Records
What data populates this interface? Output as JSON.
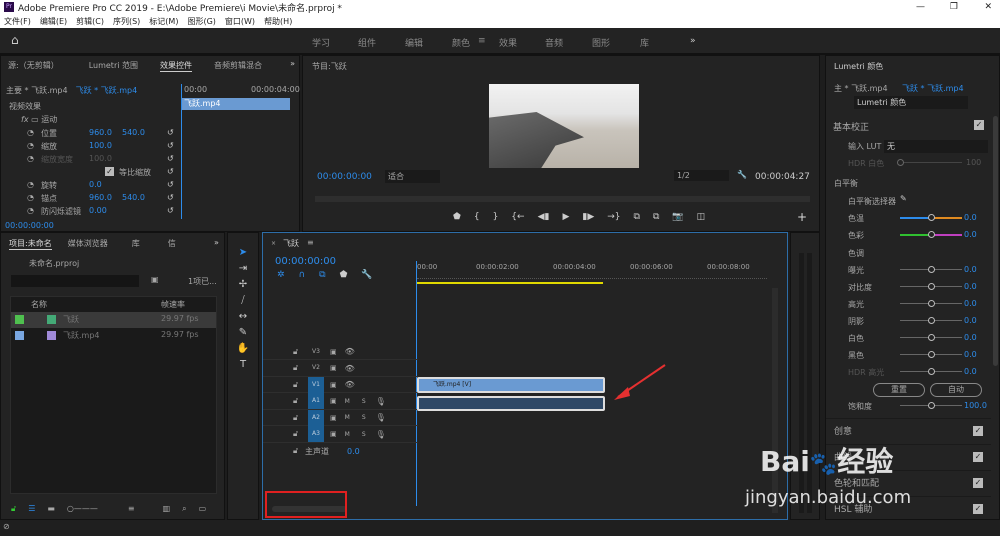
{
  "app": {
    "title": "Adobe Premiere Pro CC 2019 - E:\\Adobe Premiere\\i Movie\\未命名.prproj *",
    "icon": "Pr"
  },
  "menu": [
    "文件(F)",
    "编辑(E)",
    "剪辑(C)",
    "序列(S)",
    "标记(M)",
    "图形(G)",
    "窗口(W)",
    "帮助(H)"
  ],
  "workspaces": [
    "学习",
    "组件",
    "编辑",
    "颜色",
    "效果",
    "音频",
    "图形",
    "库"
  ],
  "active_workspace": "颜色",
  "effect_panel": {
    "tabs": [
      "源:（无剪辑）",
      "Lumetri 范围",
      "效果控件",
      "音频剪辑混合"
    ],
    "master": "主要 * 飞跃.mp4",
    "clip": "飞跃 * 飞跃.mp4",
    "mini_time_start": "00:00",
    "mini_time_end": "00:00:04:00",
    "mini_clip": "飞跃.mp4",
    "section": "视频效果",
    "motion": "运动",
    "props": [
      {
        "name": "位置",
        "v1": "960.0",
        "v2": "540.0"
      },
      {
        "name": "缩放",
        "v1": "100.0",
        "v2": ""
      },
      {
        "name": "缩放宽度",
        "v1": "100.0",
        "v2": ""
      },
      {
        "name": "等比缩放",
        "v1": "",
        "v2": ""
      },
      {
        "name": "旋转",
        "v1": "0.0",
        "v2": ""
      },
      {
        "name": "锚点",
        "v1": "960.0",
        "v2": "540.0"
      },
      {
        "name": "防闪烁滤镜",
        "v1": "0.00",
        "v2": ""
      }
    ],
    "timecode": "00:00:00:00"
  },
  "program": {
    "title": "节目:飞跃",
    "timecode": "00:00:00:00",
    "fit": "适合",
    "resolution": "1/2",
    "duration": "00:00:04:27"
  },
  "lumetri": {
    "title": "Lumetri 颜色",
    "master": "主 * 飞跃.mp4",
    "clip": "飞跃 * 飞跃.mp4",
    "effect": "Lumetri 颜色",
    "basic": "基本校正",
    "lut_label": "输入 LUT",
    "lut_value": "无",
    "hdr_white": "HDR 白色",
    "hdr_white_val": "100",
    "wb": "白平衡",
    "wb_picker": "白平衡选择器",
    "wb_sliders": [
      {
        "name": "色温",
        "value": "0.0"
      },
      {
        "name": "色彩",
        "value": "0.0"
      }
    ],
    "tone": "色调",
    "tone_sliders": [
      {
        "name": "曝光",
        "value": "0.0"
      },
      {
        "name": "对比度",
        "value": "0.0"
      },
      {
        "name": "高光",
        "value": "0.0"
      },
      {
        "name": "阴影",
        "value": "0.0"
      },
      {
        "name": "白色",
        "value": "0.0"
      },
      {
        "name": "黑色",
        "value": "0.0"
      },
      {
        "name": "HDR 高光",
        "value": "0.0"
      }
    ],
    "reset": "重置",
    "auto": "自动",
    "saturation": "饱和度",
    "saturation_val": "100.0",
    "sections": [
      "创意",
      "曲线",
      "色轮和匹配",
      "HSL 辅助"
    ]
  },
  "project": {
    "tabs": [
      "项目:未命名",
      "媒体浏览器",
      "库",
      "信"
    ],
    "file": "未命名.prproj",
    "count": "1项已...",
    "search_placeholder": "",
    "col_name": "名称",
    "col_fps": "帧速率",
    "items": [
      {
        "name": "飞跃",
        "fps": "29.97 fps",
        "color": "#4fc04f"
      },
      {
        "name": "飞跃.mp4",
        "fps": "29.97 fps",
        "color": "#79a6e0"
      }
    ]
  },
  "timeline": {
    "title": "飞跃",
    "timecode": "00:00:00:00",
    "ruler": [
      "00:00",
      "00:00:02:00",
      "00:00:04:00",
      "00:00:06:00",
      "00:00:08:00"
    ],
    "video_tracks": [
      "V3",
      "V2",
      "V1"
    ],
    "audio_tracks": [
      "A1",
      "A2",
      "A3"
    ],
    "master": "主声道",
    "master_val": "0.0",
    "m": "M",
    "s": "S",
    "video_clip": "飞跃.mp4 [V]"
  },
  "watermark": {
    "brand": "Bai du 经验",
    "url": "jingyan.baidu.com"
  }
}
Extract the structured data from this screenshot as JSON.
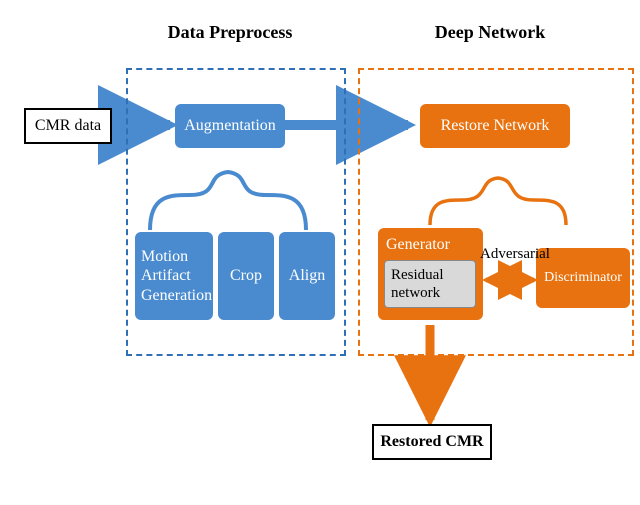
{
  "sections": {
    "preprocess_title": "Data Preprocess",
    "deep_title": "Deep Network"
  },
  "nodes": {
    "input": "CMR data",
    "augmentation": "Augmentation",
    "motion": "Motion\nArtifact\nGeneration",
    "crop": "Crop",
    "align": "Align",
    "restore": "Restore Network",
    "generator": "Generator",
    "residual": "Residual\nnetwork",
    "discriminator": "Discriminator",
    "output": "Restored CMR"
  },
  "edges": {
    "adversarial": "Adversarial"
  }
}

> Exercise instructions: Copy each line in full and exactly, omitting any picture.

> Full answer:
What data populates this interface? Output as JSON.
{
  "app": {
    "title": "Adobe Premiere Pro CC 2019 - E:\\Adobe Premiere\\i Movie\\未命名.prproj *",
    "icon": "Pr"
  },
  "menu": [
    "文件(F)",
    "编辑(E)",
    "剪辑(C)",
    "序列(S)",
    "标记(M)",
    "图形(G)",
    "窗口(W)",
    "帮助(H)"
  ],
  "workspaces": [
    "学习",
    "组件",
    "编辑",
    "颜色",
    "效果",
    "音频",
    "图形",
    "库"
  ],
  "active_workspace": "颜色",
  "effect_panel": {
    "tabs": [
      "源:（无剪辑）",
      "Lumetri 范围",
      "效果控件",
      "音频剪辑混合"
    ],
    "master": "主要 * 飞跃.mp4",
    "clip": "飞跃 * 飞跃.mp4",
    "mini_time_start": "00:00",
    "mini_time_end": "00:00:04:00",
    "mini_clip": "飞跃.mp4",
    "section": "视频效果",
    "motion": "运动",
    "props": [
      {
        "name": "位置",
        "v1": "960.0",
        "v2": "540.0"
      },
      {
        "name": "缩放",
        "v1": "100.0",
        "v2": ""
      },
      {
        "name": "缩放宽度",
        "v1": "100.0",
        "v2": ""
      },
      {
        "name": "等比缩放",
        "v1": "",
        "v2": ""
      },
      {
        "name": "旋转",
        "v1": "0.0",
        "v2": ""
      },
      {
        "name": "锚点",
        "v1": "960.0",
        "v2": "540.0"
      },
      {
        "name": "防闪烁滤镜",
        "v1": "0.00",
        "v2": ""
      }
    ],
    "timecode": "00:00:00:00"
  },
  "program": {
    "title": "节目:飞跃",
    "timecode": "00:00:00:00",
    "fit": "适合",
    "resolution": "1/2",
    "duration": "00:00:04:27"
  },
  "lumetri": {
    "title": "Lumetri 颜色",
    "master": "主 * 飞跃.mp4",
    "clip": "飞跃 * 飞跃.mp4",
    "effect": "Lumetri 颜色",
    "basic": "基本校正",
    "lut_label": "输入 LUT",
    "lut_value": "无",
    "hdr_white": "HDR 白色",
    "hdr_white_val": "100",
    "wb": "白平衡",
    "wb_picker": "白平衡选择器",
    "wb_sliders": [
      {
        "name": "色温",
        "value": "0.0"
      },
      {
        "name": "色彩",
        "value": "0.0"
      }
    ],
    "tone": "色调",
    "tone_sliders": [
      {
        "name": "曝光",
        "value": "0.0"
      },
      {
        "name": "对比度",
        "value": "0.0"
      },
      {
        "name": "高光",
        "value": "0.0"
      },
      {
        "name": "阴影",
        "value": "0.0"
      },
      {
        "name": "白色",
        "value": "0.0"
      },
      {
        "name": "黑色",
        "value": "0.0"
      },
      {
        "name": "HDR 高光",
        "value": "0.0"
      }
    ],
    "reset": "重置",
    "auto": "自动",
    "saturation": "饱和度",
    "saturation_val": "100.0",
    "sections": [
      "创意",
      "曲线",
      "色轮和匹配",
      "HSL 辅助"
    ]
  },
  "project": {
    "tabs": [
      "项目:未命名",
      "媒体浏览器",
      "库",
      "信"
    ],
    "file": "未命名.prproj",
    "count": "1项已...",
    "search_placeholder": "",
    "col_name": "名称",
    "col_fps": "帧速率",
    "items": [
      {
        "name": "飞跃",
        "fps": "29.97 fps",
        "color": "#4fc04f"
      },
      {
        "name": "飞跃.mp4",
        "fps": "29.97 fps",
        "color": "#79a6e0"
      }
    ]
  },
  "timeline": {
    "title": "飞跃",
    "timecode": "00:00:00:00",
    "ruler": [
      "00:00",
      "00:00:02:00",
      "00:00:04:00",
      "00:00:06:00",
      "00:00:08:00"
    ],
    "video_tracks": [
      "V3",
      "V2",
      "V1"
    ],
    "audio_tracks": [
      "A1",
      "A2",
      "A3"
    ],
    "master": "主声道",
    "master_val": "0.0",
    "m": "M",
    "s": "S",
    "video_clip": "飞跃.mp4 [V]"
  },
  "watermark": {
    "brand": "Bai du 经验",
    "url": "jingyan.baidu.com"
  }
}
Extract the structured data from this screenshot as JSON.
{
  "sections": {
    "preprocess_title": "Data Preprocess",
    "deep_title": "Deep Network"
  },
  "nodes": {
    "input": "CMR data",
    "augmentation": "Augmentation",
    "motion": "Motion\nArtifact\nGeneration",
    "crop": "Crop",
    "align": "Align",
    "restore": "Restore Network",
    "generator": "Generator",
    "residual": "Residual\nnetwork",
    "discriminator": "Discriminator",
    "output": "Restored CMR"
  },
  "edges": {
    "adversarial": "Adversarial"
  }
}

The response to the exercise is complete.